Problem details
Extract the complete listing and repeat it word for word.

Dataset excerpts
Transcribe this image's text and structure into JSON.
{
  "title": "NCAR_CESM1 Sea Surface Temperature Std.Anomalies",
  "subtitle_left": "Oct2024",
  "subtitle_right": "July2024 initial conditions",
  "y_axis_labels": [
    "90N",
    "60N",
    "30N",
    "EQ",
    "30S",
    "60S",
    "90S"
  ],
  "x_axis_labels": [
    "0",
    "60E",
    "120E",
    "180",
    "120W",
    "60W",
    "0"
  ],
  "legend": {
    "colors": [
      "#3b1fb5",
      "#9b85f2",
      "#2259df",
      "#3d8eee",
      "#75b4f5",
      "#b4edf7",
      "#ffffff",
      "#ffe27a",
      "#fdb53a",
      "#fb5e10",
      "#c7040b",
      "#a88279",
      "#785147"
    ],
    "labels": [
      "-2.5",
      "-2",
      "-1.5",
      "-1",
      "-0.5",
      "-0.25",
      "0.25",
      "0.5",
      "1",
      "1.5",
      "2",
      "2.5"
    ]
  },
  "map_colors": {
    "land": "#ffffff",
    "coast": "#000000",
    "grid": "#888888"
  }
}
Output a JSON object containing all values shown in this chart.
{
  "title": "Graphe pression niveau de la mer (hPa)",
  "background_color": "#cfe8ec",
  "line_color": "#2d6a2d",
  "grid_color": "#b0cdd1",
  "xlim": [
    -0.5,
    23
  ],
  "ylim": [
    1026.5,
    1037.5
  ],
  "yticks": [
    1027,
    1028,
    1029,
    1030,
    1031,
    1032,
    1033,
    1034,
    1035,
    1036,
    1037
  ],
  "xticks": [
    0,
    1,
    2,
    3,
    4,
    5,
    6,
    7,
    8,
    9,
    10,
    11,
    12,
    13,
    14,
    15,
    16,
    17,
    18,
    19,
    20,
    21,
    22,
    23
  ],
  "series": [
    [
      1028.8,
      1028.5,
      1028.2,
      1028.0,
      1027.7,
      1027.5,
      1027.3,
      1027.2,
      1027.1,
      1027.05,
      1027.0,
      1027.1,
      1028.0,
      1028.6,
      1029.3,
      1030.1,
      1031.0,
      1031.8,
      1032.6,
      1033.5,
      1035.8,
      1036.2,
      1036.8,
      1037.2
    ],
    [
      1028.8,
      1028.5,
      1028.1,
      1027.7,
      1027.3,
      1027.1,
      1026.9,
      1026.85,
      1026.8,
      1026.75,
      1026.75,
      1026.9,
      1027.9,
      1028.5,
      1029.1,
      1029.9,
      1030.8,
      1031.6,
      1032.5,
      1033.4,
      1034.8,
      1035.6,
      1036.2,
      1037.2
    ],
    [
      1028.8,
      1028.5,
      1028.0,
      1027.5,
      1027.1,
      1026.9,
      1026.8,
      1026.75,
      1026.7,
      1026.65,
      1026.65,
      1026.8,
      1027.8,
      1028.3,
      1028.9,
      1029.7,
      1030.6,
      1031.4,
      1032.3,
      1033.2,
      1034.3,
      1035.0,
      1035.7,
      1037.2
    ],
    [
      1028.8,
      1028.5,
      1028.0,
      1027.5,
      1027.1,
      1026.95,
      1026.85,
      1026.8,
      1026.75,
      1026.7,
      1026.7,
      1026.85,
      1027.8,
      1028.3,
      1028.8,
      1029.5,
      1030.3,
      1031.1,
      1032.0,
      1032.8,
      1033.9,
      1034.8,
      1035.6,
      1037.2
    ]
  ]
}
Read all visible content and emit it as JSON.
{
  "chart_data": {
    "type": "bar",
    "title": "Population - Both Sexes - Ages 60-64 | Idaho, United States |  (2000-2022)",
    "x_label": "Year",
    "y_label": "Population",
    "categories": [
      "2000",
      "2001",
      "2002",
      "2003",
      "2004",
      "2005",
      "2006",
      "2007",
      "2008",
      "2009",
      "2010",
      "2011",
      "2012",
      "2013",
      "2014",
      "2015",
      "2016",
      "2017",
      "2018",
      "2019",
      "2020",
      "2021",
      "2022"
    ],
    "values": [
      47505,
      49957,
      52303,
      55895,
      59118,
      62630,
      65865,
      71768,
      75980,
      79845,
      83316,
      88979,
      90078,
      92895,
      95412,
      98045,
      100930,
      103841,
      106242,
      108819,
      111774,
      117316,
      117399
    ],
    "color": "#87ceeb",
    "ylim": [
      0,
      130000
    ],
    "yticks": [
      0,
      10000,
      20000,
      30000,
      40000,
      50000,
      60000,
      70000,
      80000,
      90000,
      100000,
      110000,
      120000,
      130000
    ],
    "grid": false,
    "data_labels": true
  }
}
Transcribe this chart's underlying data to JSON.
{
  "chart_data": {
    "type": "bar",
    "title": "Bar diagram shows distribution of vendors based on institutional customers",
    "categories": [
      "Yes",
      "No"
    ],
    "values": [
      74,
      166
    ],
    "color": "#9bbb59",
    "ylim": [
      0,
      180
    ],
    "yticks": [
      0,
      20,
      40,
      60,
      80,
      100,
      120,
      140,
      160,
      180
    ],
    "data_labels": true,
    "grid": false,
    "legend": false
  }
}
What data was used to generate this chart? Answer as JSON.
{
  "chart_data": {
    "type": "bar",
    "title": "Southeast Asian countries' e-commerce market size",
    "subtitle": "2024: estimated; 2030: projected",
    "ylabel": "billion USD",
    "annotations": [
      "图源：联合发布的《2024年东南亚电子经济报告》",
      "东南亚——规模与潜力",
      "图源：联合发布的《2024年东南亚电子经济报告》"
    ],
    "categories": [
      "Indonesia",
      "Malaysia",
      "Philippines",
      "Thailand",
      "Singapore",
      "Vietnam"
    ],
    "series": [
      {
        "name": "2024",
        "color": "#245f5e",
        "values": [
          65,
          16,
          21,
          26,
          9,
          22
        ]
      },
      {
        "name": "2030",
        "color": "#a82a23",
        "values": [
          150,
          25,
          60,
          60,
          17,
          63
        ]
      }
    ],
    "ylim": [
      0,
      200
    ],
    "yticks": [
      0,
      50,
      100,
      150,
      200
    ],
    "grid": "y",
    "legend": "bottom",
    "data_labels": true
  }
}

Finished answer
Transcribe this image's text and structure into JSON.
{
  "title": "NCAR_CESM1 Sea Surface Temperature Std.Anomalies",
  "subtitle_left": "Oct2024",
  "subtitle_right": "July2024 initial conditions",
  "y_axis_labels": [
    "90N",
    "60N",
    "30N",
    "EQ",
    "30S",
    "60S",
    "90S"
  ],
  "x_axis_labels": [
    "0",
    "60E",
    "120E",
    "180",
    "120W",
    "60W",
    "0"
  ],
  "legend": {
    "colors": [
      "#3b1fb5",
      "#9b85f2",
      "#2259df",
      "#3d8eee",
      "#75b4f5",
      "#b4edf7",
      "#ffffff",
      "#ffe27a",
      "#fdb53a",
      "#fb5e10",
      "#c7040b",
      "#a88279",
      "#785147"
    ],
    "labels": [
      "-2.5",
      "-2",
      "-1.5",
      "-1",
      "-0.5",
      "-0.25",
      "0.25",
      "0.5",
      "1",
      "1.5",
      "2",
      "2.5"
    ]
  },
  "map_colors": {
    "land": "#ffffff",
    "coast": "#000000",
    "grid": "#888888"
  }
}
Output a JSON object containing all values shown in this chart.
{
  "title": "Graphe pression niveau de la mer (hPa)",
  "background_color": "#cfe8ec",
  "line_color": "#2d6a2d",
  "grid_color": "#b0cdd1",
  "xlim": [
    -0.5,
    23
  ],
  "ylim": [
    1026.5,
    1037.5
  ],
  "yticks": [
    1027,
    1028,
    1029,
    1030,
    1031,
    1032,
    1033,
    1034,
    1035,
    1036,
    1037
  ],
  "xticks": [
    0,
    1,
    2,
    3,
    4,
    5,
    6,
    7,
    8,
    9,
    10,
    11,
    12,
    13,
    14,
    15,
    16,
    17,
    18,
    19,
    20,
    21,
    22,
    23
  ],
  "series": [
    [
      1028.8,
      1028.5,
      1028.2,
      1028.0,
      1027.7,
      1027.5,
      1027.3,
      1027.2,
      1027.1,
      1027.05,
      1027.0,
      1027.1,
      1028.0,
      1028.6,
      1029.3,
      1030.1,
      1031.0,
      1031.8,
      1032.6,
      1033.5,
      1035.8,
      1036.2,
      1036.8,
      1037.2
    ],
    [
      1028.8,
      1028.5,
      1028.1,
      1027.7,
      1027.3,
      1027.1,
      1026.9,
      1026.85,
      1026.8,
      1026.75,
      1026.75,
      1026.9,
      1027.9,
      1028.5,
      1029.1,
      1029.9,
      1030.8,
      1031.6,
      1032.5,
      1033.4,
      1034.8,
      1035.6,
      1036.2,
      1037.2
    ],
    [
      1028.8,
      1028.5,
      1028.0,
      1027.5,
      1027.1,
      1026.9,
      1026.8,
      1026.75,
      1026.7,
      1026.65,
      1026.65,
      1026.8,
      1027.8,
      1028.3,
      1028.9,
      1029.7,
      1030.6,
      1031.4,
      1032.3,
      1033.2,
      1034.3,
      1035.0,
      1035.7,
      1037.2
    ],
    [
      1028.8,
      1028.5,
      1028.0,
      1027.5,
      1027.1,
      1026.95,
      1026.85,
      1026.8,
      1026.75,
      1026.7,
      1026.7,
      1026.85,
      1027.8,
      1028.3,
      1028.8,
      1029.5,
      1030.3,
      1031.1,
      1032.0,
      1032.8,
      1033.9,
      1034.8,
      1035.6,
      1037.2
    ]
  ]
}
Read all visible content and emit it as JSON.
{
  "chart_data": {
    "type": "bar",
    "title": "Population - Both Sexes - Ages 60-64 | Idaho, United States |  (2000-2022)",
    "x_label": "Year",
    "y_label": "Population",
    "categories": [
      "2000",
      "2001",
      "2002",
      "2003",
      "2004",
      "2005",
      "2006",
      "2007",
      "2008",
      "2009",
      "2010",
      "2011",
      "2012",
      "2013",
      "2014",
      "2015",
      "2016",
      "2017",
      "2018",
      "2019",
      "2020",
      "2021",
      "2022"
    ],
    "values": [
      47505,
      49957,
      52303,
      55895,
      59118,
      62630,
      65865,
      71768,
      75980,
      79845,
      83316,
      88979,
      90078,
      92895,
      95412,
      98045,
      100930,
      103841,
      106242,
      108819,
      111774,
      117316,
      117399
    ],
    "color": "#87ceeb",
    "ylim": [
      0,
      130000
    ],
    "yticks": [
      0,
      10000,
      20000,
      30000,
      40000,
      50000,
      60000,
      70000,
      80000,
      90000,
      100000,
      110000,
      120000,
      130000
    ],
    "grid": false,
    "data_labels": true
  }
}
Transcribe this chart's underlying data to JSON.
{
  "chart_data": {
    "type": "bar",
    "title": "Bar diagram shows distribution of vendors based on institutional customers",
    "categories": [
      "Yes",
      "No"
    ],
    "values": [
      74,
      166
    ],
    "color": "#9bbb59",
    "ylim": [
      0,
      180
    ],
    "yticks": [
      0,
      20,
      40,
      60,
      80,
      100,
      120,
      140,
      160,
      180
    ],
    "data_labels": true,
    "grid": false,
    "legend": false
  }
}
What data was used to generate this chart? Answer as JSON.
{
  "chart_data": {
    "type": "bar",
    "title": "Southeast Asian countries' e-commerce market size",
    "subtitle": "2024: estimated; 2030: projected",
    "ylabel": "billion USD",
    "annotations": [
      "图源：联合发布的《2024年东南亚电子经济报告》",
      "东南亚——规模与潜力",
      "图源：联合发布的《2024年东南亚电子经济报告》"
    ],
    "categories": [
      "Indonesia",
      "Malaysia",
      "Philippines",
      "Thailand",
      "Singapore",
      "Vietnam"
    ],
    "series": [
      {
        "name": "2024",
        "color": "#245f5e",
        "values": [
          65,
          16,
          21,
          26,
          9,
          22
        ]
      },
      {
        "name": "2030",
        "color": "#a82a23",
        "values": [
          150,
          25,
          60,
          60,
          17,
          63
        ]
      }
    ],
    "ylim": [
      0,
      200
    ],
    "yticks": [
      0,
      50,
      100,
      150,
      200
    ],
    "grid": "y",
    "legend": "bottom",
    "data_labels": true
  }
}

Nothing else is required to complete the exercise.